### Task prompt:
Entries follow. Set all of them down as they stand.

Data excerpts:
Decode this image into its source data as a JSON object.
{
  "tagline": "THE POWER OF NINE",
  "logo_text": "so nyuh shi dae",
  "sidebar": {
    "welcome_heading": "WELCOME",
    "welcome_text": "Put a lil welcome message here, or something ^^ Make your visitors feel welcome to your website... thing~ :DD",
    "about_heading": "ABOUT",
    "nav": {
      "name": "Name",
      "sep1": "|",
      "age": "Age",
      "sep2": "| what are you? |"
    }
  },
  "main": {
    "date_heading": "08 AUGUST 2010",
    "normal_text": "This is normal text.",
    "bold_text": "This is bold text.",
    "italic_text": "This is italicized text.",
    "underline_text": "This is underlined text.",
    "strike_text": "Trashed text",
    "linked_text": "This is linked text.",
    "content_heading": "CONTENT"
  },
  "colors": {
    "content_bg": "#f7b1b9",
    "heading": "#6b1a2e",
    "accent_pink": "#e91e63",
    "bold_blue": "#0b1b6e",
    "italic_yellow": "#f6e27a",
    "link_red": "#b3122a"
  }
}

### Exercise result:
Decode this image into its source data as a JSON object.
{
  "tagline": "THE POWER OF NINE",
  "logo_text": "so nyuh shi dae",
  "sidebar": {
    "welcome_heading": "WELCOME",
    "welcome_text": "Put a lil welcome message here, or something ^^ Make your visitors feel welcome to your website... thing~ :DD",
    "about_heading": "ABOUT",
    "nav": {
      "name": "Name",
      "sep1": "|",
      "age": "Age",
      "sep2": "| what are you? |"
    }
  },
  "main": {
    "date_heading": "08 AUGUST 2010",
    "normal_text": "This is normal text.",
    "bold_text": "This is bold text.",
    "italic_text": "This is italicized text.",
    "underline_text": "This is underlined text.",
    "strike_text": "Trashed text",
    "linked_text": "This is linked text.",
    "content_heading": "CONTENT"
  },
  "colors": {
    "content_bg": "#f7b1b9",
    "heading": "#6b1a2e",
    "accent_pink": "#e91e63",
    "bold_blue": "#0b1b6e",
    "italic_yellow": "#f6e27a",
    "link_red": "#b3122a"
  }
}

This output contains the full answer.